[Collected data entries]
· · · ·
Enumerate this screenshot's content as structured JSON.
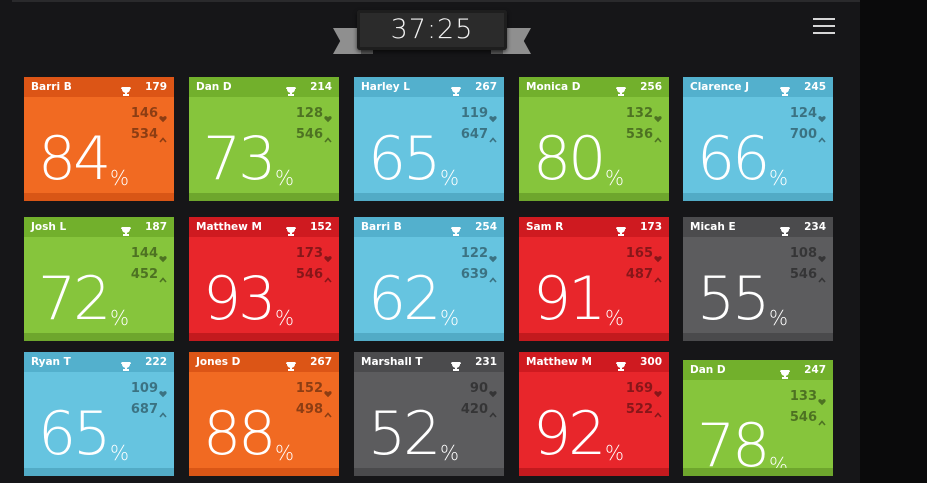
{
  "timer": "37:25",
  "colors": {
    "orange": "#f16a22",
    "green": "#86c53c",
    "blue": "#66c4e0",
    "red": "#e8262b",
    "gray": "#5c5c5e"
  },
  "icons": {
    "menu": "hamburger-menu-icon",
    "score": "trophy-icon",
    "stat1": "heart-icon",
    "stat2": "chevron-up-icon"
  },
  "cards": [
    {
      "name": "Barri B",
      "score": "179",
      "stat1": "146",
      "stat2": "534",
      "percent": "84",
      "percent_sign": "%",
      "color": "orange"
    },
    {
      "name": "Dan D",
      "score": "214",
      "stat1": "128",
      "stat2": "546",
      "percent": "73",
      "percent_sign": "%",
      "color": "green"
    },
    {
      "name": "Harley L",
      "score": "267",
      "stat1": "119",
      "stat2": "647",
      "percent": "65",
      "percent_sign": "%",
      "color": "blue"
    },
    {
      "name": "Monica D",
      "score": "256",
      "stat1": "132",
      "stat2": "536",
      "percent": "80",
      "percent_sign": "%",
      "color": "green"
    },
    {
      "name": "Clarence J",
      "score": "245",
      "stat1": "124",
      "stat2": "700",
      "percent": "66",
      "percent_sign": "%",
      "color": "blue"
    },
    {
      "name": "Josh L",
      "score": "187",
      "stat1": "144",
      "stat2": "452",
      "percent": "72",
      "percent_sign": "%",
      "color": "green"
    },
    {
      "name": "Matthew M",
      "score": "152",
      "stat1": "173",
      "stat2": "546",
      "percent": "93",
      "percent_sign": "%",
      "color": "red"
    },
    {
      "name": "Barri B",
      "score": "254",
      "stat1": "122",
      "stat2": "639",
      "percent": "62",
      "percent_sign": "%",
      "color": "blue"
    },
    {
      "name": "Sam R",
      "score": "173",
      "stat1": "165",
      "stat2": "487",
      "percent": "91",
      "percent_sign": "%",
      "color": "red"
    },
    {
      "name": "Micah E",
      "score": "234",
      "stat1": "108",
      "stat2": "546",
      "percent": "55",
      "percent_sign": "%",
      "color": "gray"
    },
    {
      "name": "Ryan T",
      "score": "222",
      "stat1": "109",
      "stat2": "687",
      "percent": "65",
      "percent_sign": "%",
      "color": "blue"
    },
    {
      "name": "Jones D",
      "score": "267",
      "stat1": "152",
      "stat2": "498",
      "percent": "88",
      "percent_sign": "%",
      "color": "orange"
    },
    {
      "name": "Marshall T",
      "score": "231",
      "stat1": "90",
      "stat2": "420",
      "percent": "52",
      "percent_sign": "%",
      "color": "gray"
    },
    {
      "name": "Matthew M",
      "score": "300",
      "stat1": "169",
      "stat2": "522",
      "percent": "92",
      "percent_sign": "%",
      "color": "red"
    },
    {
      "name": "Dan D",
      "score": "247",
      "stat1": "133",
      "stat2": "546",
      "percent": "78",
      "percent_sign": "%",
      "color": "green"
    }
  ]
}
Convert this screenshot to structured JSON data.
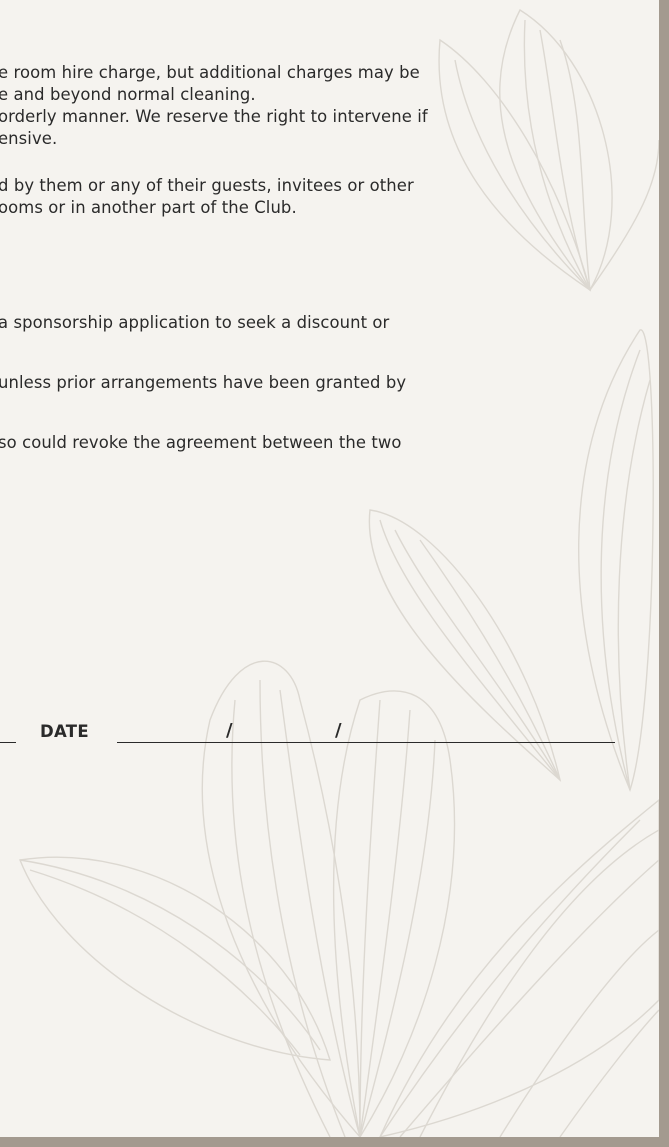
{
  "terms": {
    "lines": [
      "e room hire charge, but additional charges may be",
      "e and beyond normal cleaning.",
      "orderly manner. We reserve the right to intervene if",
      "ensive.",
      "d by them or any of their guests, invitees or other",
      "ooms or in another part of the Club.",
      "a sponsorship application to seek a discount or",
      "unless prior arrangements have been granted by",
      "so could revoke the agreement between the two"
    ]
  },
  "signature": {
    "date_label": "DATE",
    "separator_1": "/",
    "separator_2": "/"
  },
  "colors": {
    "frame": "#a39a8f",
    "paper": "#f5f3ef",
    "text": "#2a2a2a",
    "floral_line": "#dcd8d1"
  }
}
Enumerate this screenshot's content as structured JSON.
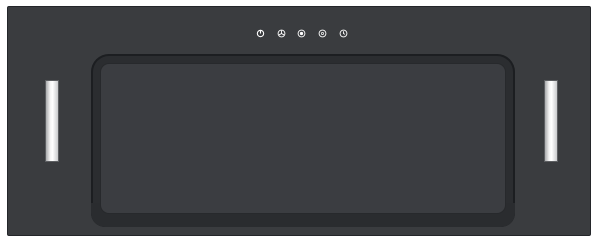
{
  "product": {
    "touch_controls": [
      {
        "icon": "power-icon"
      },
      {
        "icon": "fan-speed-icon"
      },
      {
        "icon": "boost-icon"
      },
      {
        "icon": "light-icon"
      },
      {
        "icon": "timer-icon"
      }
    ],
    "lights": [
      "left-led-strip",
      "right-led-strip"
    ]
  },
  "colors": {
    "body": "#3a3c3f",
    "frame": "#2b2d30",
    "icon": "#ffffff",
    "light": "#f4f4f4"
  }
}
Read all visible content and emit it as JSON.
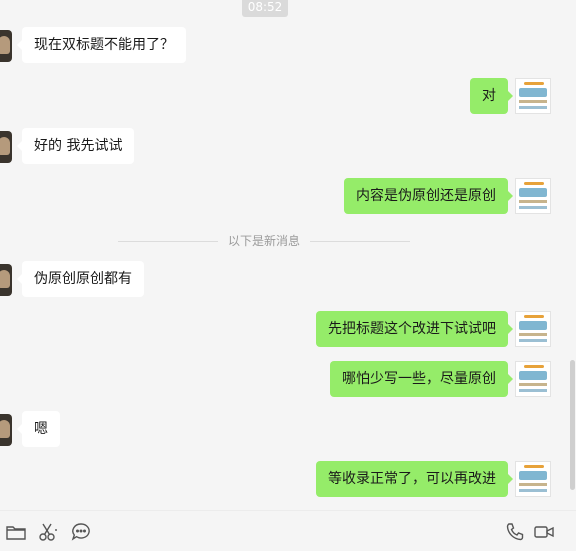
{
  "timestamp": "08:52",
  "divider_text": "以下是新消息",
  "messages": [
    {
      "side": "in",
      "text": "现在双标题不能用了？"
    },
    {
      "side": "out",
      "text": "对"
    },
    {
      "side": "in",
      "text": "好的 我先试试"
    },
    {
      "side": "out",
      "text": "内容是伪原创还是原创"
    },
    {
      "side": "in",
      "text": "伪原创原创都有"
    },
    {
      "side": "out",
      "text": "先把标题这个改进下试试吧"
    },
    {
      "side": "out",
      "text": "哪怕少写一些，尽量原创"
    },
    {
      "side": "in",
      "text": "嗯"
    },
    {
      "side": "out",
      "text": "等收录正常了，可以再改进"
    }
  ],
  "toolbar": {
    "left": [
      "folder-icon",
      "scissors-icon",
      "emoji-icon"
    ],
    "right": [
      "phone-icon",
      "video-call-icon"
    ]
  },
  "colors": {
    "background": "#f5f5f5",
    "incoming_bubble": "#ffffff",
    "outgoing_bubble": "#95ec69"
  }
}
· · · ·
Write the lines above out again exactly, without any of their pictures.

Enumerate this screenshot's content as structured JSON.
{
  "timer": "37:25",
  "colors": {
    "orange": "#f16a22",
    "green": "#86c53c",
    "blue": "#66c4e0",
    "red": "#e8262b",
    "gray": "#5c5c5e"
  },
  "icons": {
    "menu": "hamburger-menu-icon",
    "score": "trophy-icon",
    "stat1": "heart-icon",
    "stat2": "chevron-up-icon"
  },
  "cards": [
    {
      "name": "Barri B",
      "score": "179",
      "stat1": "146",
      "stat2": "534",
      "percent": "84",
      "percent_sign": "%",
      "color": "orange"
    },
    {
      "name": "Dan D",
      "score": "214",
      "stat1": "128",
      "stat2": "546",
      "percent": "73",
      "percent_sign": "%",
      "color": "green"
    },
    {
      "name": "Harley L",
      "score": "267",
      "stat1": "119",
      "stat2": "647",
      "percent": "65",
      "percent_sign": "%",
      "color": "blue"
    },
    {
      "name": "Monica D",
      "score": "256",
      "stat1": "132",
      "stat2": "536",
      "percent": "80",
      "percent_sign": "%",
      "color": "green"
    },
    {
      "name": "Clarence J",
      "score": "245",
      "stat1": "124",
      "stat2": "700",
      "percent": "66",
      "percent_sign": "%",
      "color": "blue"
    },
    {
      "name": "Josh L",
      "score": "187",
      "stat1": "144",
      "stat2": "452",
      "percent": "72",
      "percent_sign": "%",
      "color": "green"
    },
    {
      "name": "Matthew M",
      "score": "152",
      "stat1": "173",
      "stat2": "546",
      "percent": "93",
      "percent_sign": "%",
      "color": "red"
    },
    {
      "name": "Barri B",
      "score": "254",
      "stat1": "122",
      "stat2": "639",
      "percent": "62",
      "percent_sign": "%",
      "color": "blue"
    },
    {
      "name": "Sam R",
      "score": "173",
      "stat1": "165",
      "stat2": "487",
      "percent": "91",
      "percent_sign": "%",
      "color": "red"
    },
    {
      "name": "Micah E",
      "score": "234",
      "stat1": "108",
      "stat2": "546",
      "percent": "55",
      "percent_sign": "%",
      "color": "gray"
    },
    {
      "name": "Ryan T",
      "score": "222",
      "stat1": "109",
      "stat2": "687",
      "percent": "65",
      "percent_sign": "%",
      "color": "blue"
    },
    {
      "name": "Jones D",
      "score": "267",
      "stat1": "152",
      "stat2": "498",
      "percent": "88",
      "percent_sign": "%",
      "color": "orange"
    },
    {
      "name": "Marshall T",
      "score": "231",
      "stat1": "90",
      "stat2": "420",
      "percent": "52",
      "percent_sign": "%",
      "color": "gray"
    },
    {
      "name": "Matthew M",
      "score": "300",
      "stat1": "169",
      "stat2": "522",
      "percent": "92",
      "percent_sign": "%",
      "color": "red"
    },
    {
      "name": "Dan D",
      "score": "247",
      "stat1": "133",
      "stat2": "546",
      "percent": "78",
      "percent_sign": "%",
      "color": "green"
    }
  ]
}
Convert this screenshot to structured JSON data.
{
  "terms": {
    "lines": [
      "e room hire charge, but additional charges may be",
      "e and beyond normal cleaning.",
      "orderly manner. We reserve the right to intervene if",
      "ensive.",
      "d by them or any of their guests, invitees or other",
      "ooms or in another part of the Club.",
      "a sponsorship application to seek a discount or",
      "unless prior arrangements have been granted by",
      "so could revoke the agreement between the two"
    ]
  },
  "signature": {
    "date_label": "DATE",
    "separator_1": "/",
    "separator_2": "/"
  },
  "colors": {
    "frame": "#a39a8f",
    "paper": "#f5f3ef",
    "text": "#2a2a2a",
    "floral_line": "#dcd8d1"
  }
}
Enumerate this screenshot's content as structured JSON.
{
  "product": {
    "touch_controls": [
      {
        "icon": "power-icon"
      },
      {
        "icon": "fan-speed-icon"
      },
      {
        "icon": "boost-icon"
      },
      {
        "icon": "light-icon"
      },
      {
        "icon": "timer-icon"
      }
    ],
    "lights": [
      "left-led-strip",
      "right-led-strip"
    ]
  },
  "colors": {
    "body": "#3a3c3f",
    "frame": "#2b2d30",
    "icon": "#ffffff",
    "light": "#f4f4f4"
  }
}
Read all visible content and emit it as JSON.
{
  "timestamp": "08:52",
  "divider_text": "以下是新消息",
  "messages": [
    {
      "side": "in",
      "text": "现在双标题不能用了？"
    },
    {
      "side": "out",
      "text": "对"
    },
    {
      "side": "in",
      "text": "好的 我先试试"
    },
    {
      "side": "out",
      "text": "内容是伪原创还是原创"
    },
    {
      "side": "in",
      "text": "伪原创原创都有"
    },
    {
      "side": "out",
      "text": "先把标题这个改进下试试吧"
    },
    {
      "side": "out",
      "text": "哪怕少写一些，尽量原创"
    },
    {
      "side": "in",
      "text": "嗯"
    },
    {
      "side": "out",
      "text": "等收录正常了，可以再改进"
    }
  ],
  "toolbar": {
    "left": [
      "folder-icon",
      "scissors-icon",
      "emoji-icon"
    ],
    "right": [
      "phone-icon",
      "video-call-icon"
    ]
  },
  "colors": {
    "background": "#f5f5f5",
    "incoming_bubble": "#ffffff",
    "outgoing_bubble": "#95ec69"
  }
}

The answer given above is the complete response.